BEGIN Text block

# 4: 3D-2D Projections and PnP

When we looked at undistorting an image in the previous [session](03_image_distortion_and_undistortion.ipynb) we saw how we could technically "reproject" a an undistorted image from a distorted image. This is a very important concept in computer vision, and in this session we will look at how we can project a 3D point to a 2D point. We actually forecasted this in the previous session, and I gave a small hint how this is done. Let revisit the same example. Assume you have a 3D coordinate:

$$\left[\begin{array}{cc} X \\ Y \\ Z \end{array}\right]$$

How can we figure out where this point would be seen in the image? We now actually have a straight forward approach:

$$
\left[\begin{array}{cc} X \\ Y \\ Z \end{array}\right] \xrightarrow[Z]{\mathrm{divide}}
\left[\begin{array}{cc} \frac{X}{Z} \\ \frac{Y}{Z} \\ 1\end{array}\right] \xrightarrow[kc]{\mathrm{distort}}
\left[\begin{array}{cc} x' \\ y' \\ 1\end{array}\right] \xrightarrow[K]{\mathrm{denormalize}}
\left[\begin{array}{cc} x \\ y\end{array}\right]
$$

This is the process of projecting a 3D point to a 2D point. The first step is to divide by the depth, which gives us the normalized image coordinates. The second step is to distort the normalized image coordinates. The third step is to denormalize the distorted image coordinates. The resulting image coordinated are where the 3D point would be seen in the image. There are some thing to be aware of:

- There is no guarantee that the point will be visible in the image, as it might be outside the image boundaries.
- If the point is behind the camera, the point will be projected to the image plane, but it will be projected to the opposite side of the image plane. This is why we need to check the depth of the point before projecting it to the image plane. If the depth is negative, the point is behind the camera, since the camera is defined to be positioned at the origin with the optical axis pointing in the $z$-direction.
- If the $z$-coordinate is 0, the division will result in a division by zero. Hence, the projection is not defined at this point. This can be seen as the point being in the plane of the image itself, and at this point the image sensor is "infinitely" small.

## Simple Projection

Let us start by loading a camera calibration and a set of 3D points. For the 3D points I will define a grid in the $xy$-plane, where the $z$-coordinate is 0. This is how we usually define 2D objects like checkerboards etc. in 3D space.

In [1]:
import matplotlib.pyplot as plt
import numpy as np

from oaf_vision_3d.lens_model import CameraMatrix, DistortionCoefficients, LensModel


lens_model = LensModel(
    camera_matrix=CameraMatrix(
        fx=2500.0,
        fy=2500.0,
        cx=1250.0,
        cy=1000.0,
    ),
    distortion_coefficients=DistortionCoefficients(
        k1=0.3,
        k2=-0.1,
        p1=-0.02,
    ),
)

END Text block
BEGIN Records supplied

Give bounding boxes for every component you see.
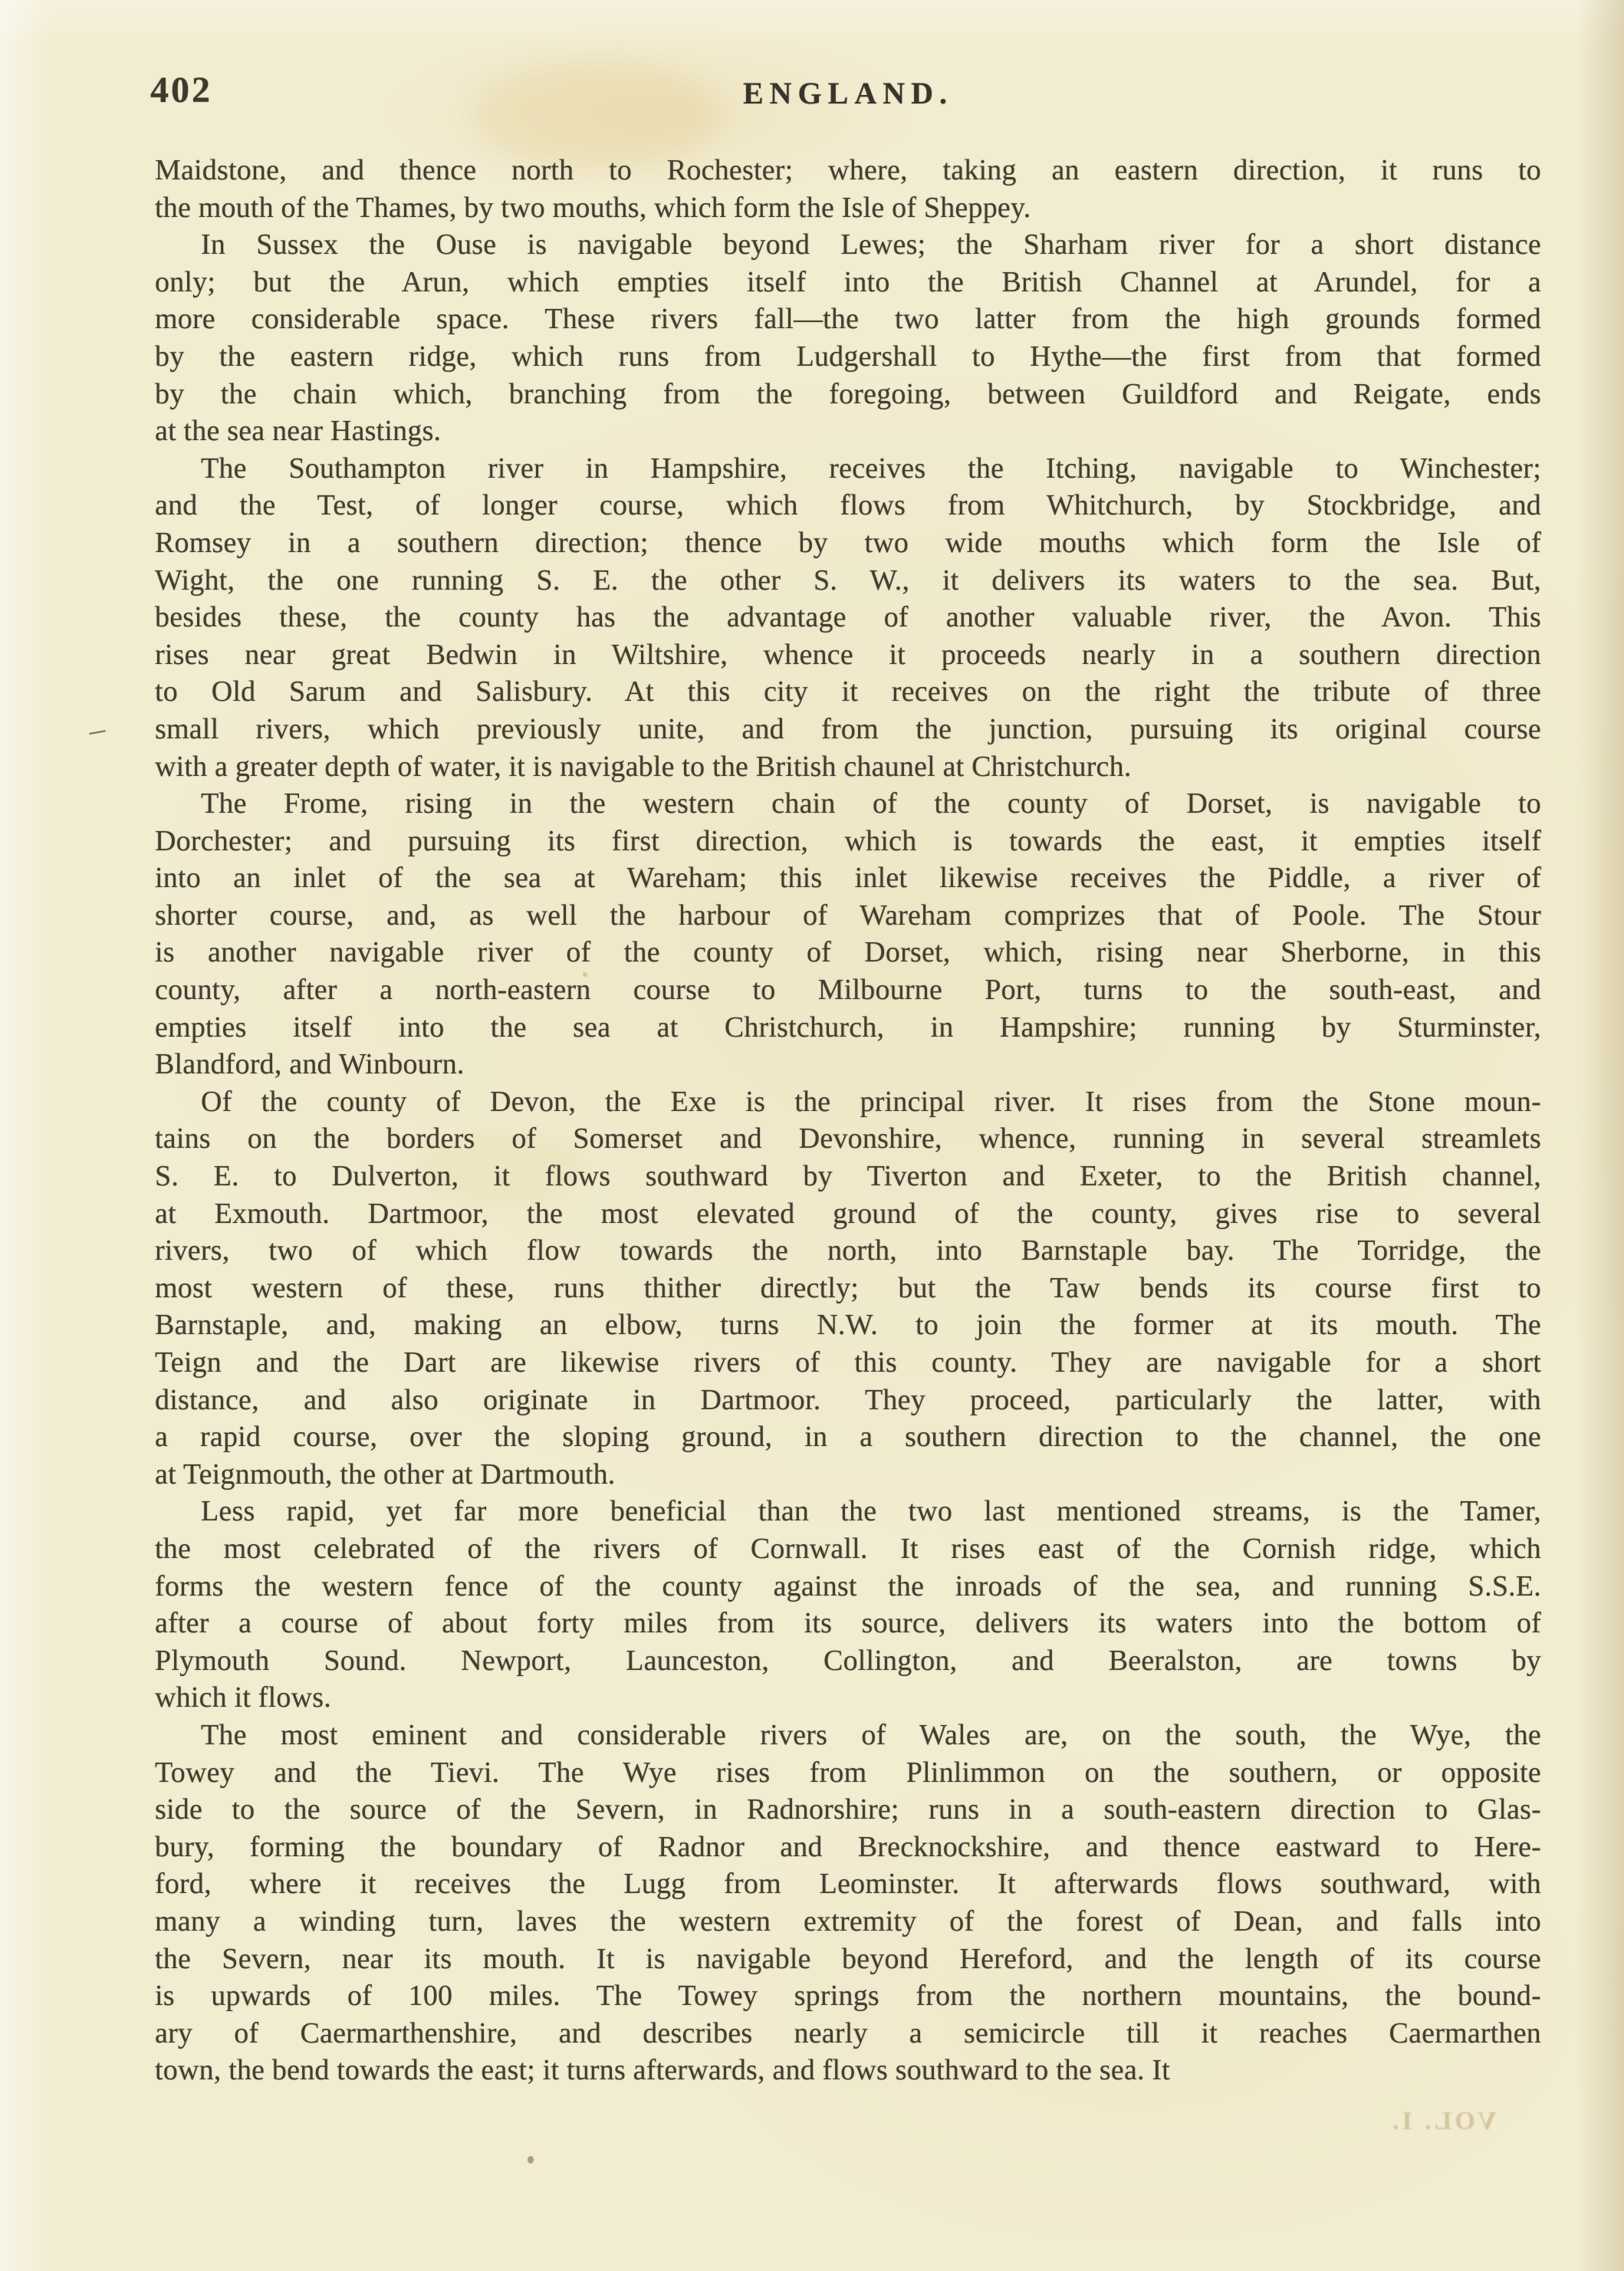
ink-speck bbox=[528, 2156, 534, 2164]
text-line: at the sea near Hastings. bbox=[155, 412, 1541, 450]
text-line: at Teignmouth, the other at Dartmouth. bbox=[155, 1456, 1541, 1494]
text-line: small rivers, which previously unite, an… bbox=[155, 711, 1541, 748]
ink-speck bbox=[583, 972, 587, 977]
text-line: Dorchester; and pursuing its first direc… bbox=[155, 823, 1541, 860]
text-line: county, after a north-eastern course to … bbox=[155, 971, 1541, 1009]
text-line: Barnstaple, and, making an elbow, turns … bbox=[155, 1306, 1541, 1344]
margin-pencil-mark: – bbox=[86, 711, 108, 750]
text-line: and the Test, of longer course, which fl… bbox=[155, 487, 1541, 524]
text-line: more considerable space. These rivers fa… bbox=[155, 301, 1541, 338]
text-line: after a course of about forty miles from… bbox=[155, 1605, 1541, 1642]
text-line: Blandford, and Winbourn. bbox=[155, 1046, 1541, 1083]
text-line: by the chain which, branching from the f… bbox=[155, 376, 1541, 413]
text-line: many a winding turn, laves the western e… bbox=[155, 1903, 1541, 1941]
text-line: The Southampton river in Hampshire, rece… bbox=[155, 450, 1541, 488]
text-line: at Exmouth. Dartmoor, the most elevated … bbox=[155, 1195, 1541, 1233]
text-line: In Sussex the Ouse is navigable beyond L… bbox=[155, 226, 1541, 264]
text-line: only; but the Arun, which empties itself… bbox=[155, 264, 1541, 301]
text-line: rivers, two of which flow towards the no… bbox=[155, 1232, 1541, 1270]
paragraph: The Frome, rising in the western chain o… bbox=[155, 785, 1541, 1083]
body-text: Maidstone, and thence north to Rochester… bbox=[155, 152, 1541, 2089]
text-line: town, the bend towards the east; it turn… bbox=[155, 2052, 1541, 2089]
text-line: Maidstone, and thence north to Rochester… bbox=[155, 152, 1541, 189]
text-line: S. E. to Dulverton, it flows southward b… bbox=[155, 1158, 1541, 1195]
text-line: rises near great Bedwin in Wiltshire, wh… bbox=[155, 636, 1541, 674]
text-line: the Severn, near its mouth. It is naviga… bbox=[155, 1941, 1541, 1978]
text-line: the mouth of the Thames, by two mouths, … bbox=[155, 189, 1541, 227]
text-line: empties itself into the sea at Christchu… bbox=[155, 1009, 1541, 1047]
text-line: bury, forming the boundary of Radnor and… bbox=[155, 1829, 1541, 1866]
text-line: ford, where it receives the Lugg from Le… bbox=[155, 1865, 1541, 1903]
text-line: Teign and the Dart are likewise rivers o… bbox=[155, 1344, 1541, 1382]
text-line: is upwards of 100 miles. The Towey sprin… bbox=[155, 1977, 1541, 2015]
text-line: Wight, the one running S. E. the other S… bbox=[155, 562, 1541, 600]
paragraph: The Southampton river in Hampshire, rece… bbox=[155, 450, 1541, 785]
text-line: shorter course, and, as well the harbour… bbox=[155, 897, 1541, 935]
page-edge-shadow bbox=[1581, 0, 1624, 2271]
paragraph: Of the county of Devon, the Exe is the p… bbox=[155, 1083, 1541, 1494]
text-line: The Frome, rising in the western chain o… bbox=[155, 785, 1541, 823]
bleed-through-text: VOL. I. bbox=[1389, 2107, 1497, 2136]
text-line: by the eastern ridge, which runs from Lu… bbox=[155, 338, 1541, 376]
paragraph: The most eminent and considerable rivers… bbox=[155, 1717, 1541, 2089]
paragraph: In Sussex the Ouse is navigable beyond L… bbox=[155, 226, 1541, 450]
paragraph: Less rapid, yet far more beneficial than… bbox=[155, 1493, 1541, 1717]
text-line: distance, and also originate in Dartmoor… bbox=[155, 1382, 1541, 1419]
text-line: side to the source of the Severn, in Rad… bbox=[155, 1791, 1541, 1829]
text-line: which it flows. bbox=[155, 1679, 1541, 1717]
running-header: ENGLAND. bbox=[155, 75, 1541, 111]
text-line: Less rapid, yet far more beneficial than… bbox=[155, 1493, 1541, 1530]
text-line: Romsey in a southern direction; thence b… bbox=[155, 524, 1541, 562]
paragraph: Maidstone, and thence north to Rochester… bbox=[155, 152, 1541, 226]
text-line: ary of Caermarthenshire, and describes n… bbox=[155, 2015, 1541, 2052]
text-line: Of the county of Devon, the Exe is the p… bbox=[155, 1083, 1541, 1121]
text-line: the most celebrated of the rivers of Cor… bbox=[155, 1530, 1541, 1568]
text-line: to Old Sarum and Salisbury. At this city… bbox=[155, 673, 1541, 711]
text-line: besides these, the county has the advant… bbox=[155, 599, 1541, 636]
text-line: with a greater depth of water, it is nav… bbox=[155, 748, 1541, 786]
text-line: is another navigable river of the county… bbox=[155, 934, 1541, 971]
text-line: most western of these, runs thither dire… bbox=[155, 1270, 1541, 1307]
text-line: into an inlet of the sea at Wareham; thi… bbox=[155, 859, 1541, 897]
text-line: Plymouth Sound. Newport, Launceston, Col… bbox=[155, 1642, 1541, 1680]
text-line: a rapid course, over the sloping ground,… bbox=[155, 1418, 1541, 1456]
text-line: forms the western fence of the county ag… bbox=[155, 1568, 1541, 1605]
text-line: The most eminent and considerable rivers… bbox=[155, 1717, 1541, 1754]
book-page: 402 ENGLAND. Maidstone, and thence north… bbox=[0, 0, 1624, 2271]
text-line: Towey and the Tievi. The Wye rises from … bbox=[155, 1754, 1541, 1792]
text-line: tains on the borders of Somerset and Dev… bbox=[155, 1120, 1541, 1158]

END Records supplied

| Written instruction A |
Edit the lines of the rows from the line with "ink-speck bbox=[528, 2156, 534, 2164]" to the line with "text-line: the Severn, near": put "ink-dot" wherever "ink-speck" appears, change nothing else, and return only those lines.
| Written instruction B |
Resume the text on projecting 3D points to 2D, picking up right after its last line.

| Answer A |
ink-dot bbox=[528, 2156, 534, 2164]
text-line: at the sea near Hastings. bbox=[155, 412, 1541, 450]
text-line: at Teignmouth, the other at Dartmouth. bbox=[155, 1456, 1541, 1494]
text-line: small rivers, which previously unite, an… bbox=[155, 711, 1541, 748]
ink-dot bbox=[583, 972, 587, 977]
text-line: Dorchester; and pursuing its first direc… bbox=[155, 823, 1541, 860]
text-line: county, after a north-eastern course to … bbox=[155, 971, 1541, 1009]
text-line: Barnstaple, and, making an elbow, turns … bbox=[155, 1306, 1541, 1344]
margin-pencil-mark: – bbox=[86, 711, 108, 750]
text-line: and the Test, of longer course, which fl… bbox=[155, 487, 1541, 524]
text-line: more considerable space. These rivers fa… bbox=[155, 301, 1541, 338]
text-line: after a course of about forty miles from… bbox=[155, 1605, 1541, 1642]
text-line: Blandford, and Winbourn. bbox=[155, 1046, 1541, 1083]
text-line: by the chain which, branching from the f… bbox=[155, 376, 1541, 413]
text-line: many a winding turn, laves the western e… bbox=[155, 1903, 1541, 1941]
text-line: The Southampton river in Hampshire, rece… bbox=[155, 450, 1541, 488]
text-line: at Exmouth. Dartmoor, the most elevated … bbox=[155, 1195, 1541, 1233]
text-line: In Sussex the Ouse is navigable beyond L… bbox=[155, 226, 1541, 264]
text-line: only; but the Arun, which empties itself… bbox=[155, 264, 1541, 301]
text-line: rivers, two of which flow towards the no… bbox=[155, 1232, 1541, 1270]
paragraph: The Frome, rising in the western chain o… bbox=[155, 785, 1541, 1083]
body-text: Maidstone, and thence north to Rochester… bbox=[155, 152, 1541, 2089]
text-line: town, the bend towards the east; it turn… bbox=[155, 2052, 1541, 2089]
text-line: Maidstone, and thence north to Rochester… bbox=[155, 152, 1541, 189]
text-line: S. E. to Dulverton, it flows southward b… bbox=[155, 1158, 1541, 1195]
text-line: rises near great Bedwin in Wiltshire, wh… bbox=[155, 636, 1541, 674]
text-line: the Severn, near its mouth. It is naviga… bbox=[155, 1941, 1541, 1978]

| Answer B |
points = np.stack(
    [
        *np.meshgrid(np.linspace(-20, 20, 10), np.linspace(-20, 20, 10)),
        np.zeros((10, 10)),
    ],
    axis=-1,
    dtype=np.float32,
)

I choose to make a grid that is 10x10, and the grid where $x$ and $y$ are in the range $[-20, 20]$, equally spaced with 10 points in each direction. I think of this as being in mm, since this is the unit I usually work in, but this is unitless.

Let's see how this grid look in 3D:

In [None]:
from mpl_toolkits.mplot3d import Axes3D

fig = plt.figure(figsize=(10, 8))
ax = fig.add_subplot(111, projection="3d")
ax.scatter(points[..., 0], points[..., 1], points[..., 2], c="r", marker="o")
ax.set_xlabel("X")
ax.set_ylabel("Y")
ax.set_zlabel("Z")
ax.axis("equal")
ax.invert_yaxis()
ax.invert_zaxis()
plt.show()

Let's first implement a simple function that follows the above equation to project a 3D point to a 2D point. The steps are:

1. Divide $X$ and $Y$ by $Z$. This is now our normalized undistorted image coordinates, they are undistorted since we are in 3D space.
2. Distort the normalized undistorted image coordinates.
3. Denormalize the distorted image coordinates to get the final image coordinates.

In [3]:
from nptyping import Float32, NDArray, Shape


def project_points_simple(
    points: NDArray[Shape["*, 3"], Float32],
    lens_model: LensModel,
) -> NDArray[Shape["*, 2"], Float32]:
    undistorted_normalized_pixels = points[None, :, :2] / points[None, :, 2:]
    normalized_pixels = lens_model.distort_pixels(
        normalized_pixels=undistorted_normalized_pixels
    )
    return lens_model.denormalize_pixels(pixels=normalized_pixels)[0]

We already know that the projection is undefined if $Z=0$, so for this inital projection I will set the $Z$-coordinate to 100. Let's first see how the grid looks in 3D, we also add the point $(0, 0, 0)$ to show where the camera is located:

In [None]:
points_shifted = points + np.array([0, 0, 100], dtype=np.float32)[None, None, :]

fig = plt.figure(figsize=(10, 8))
ax = fig.add_subplot(111, projection="3d")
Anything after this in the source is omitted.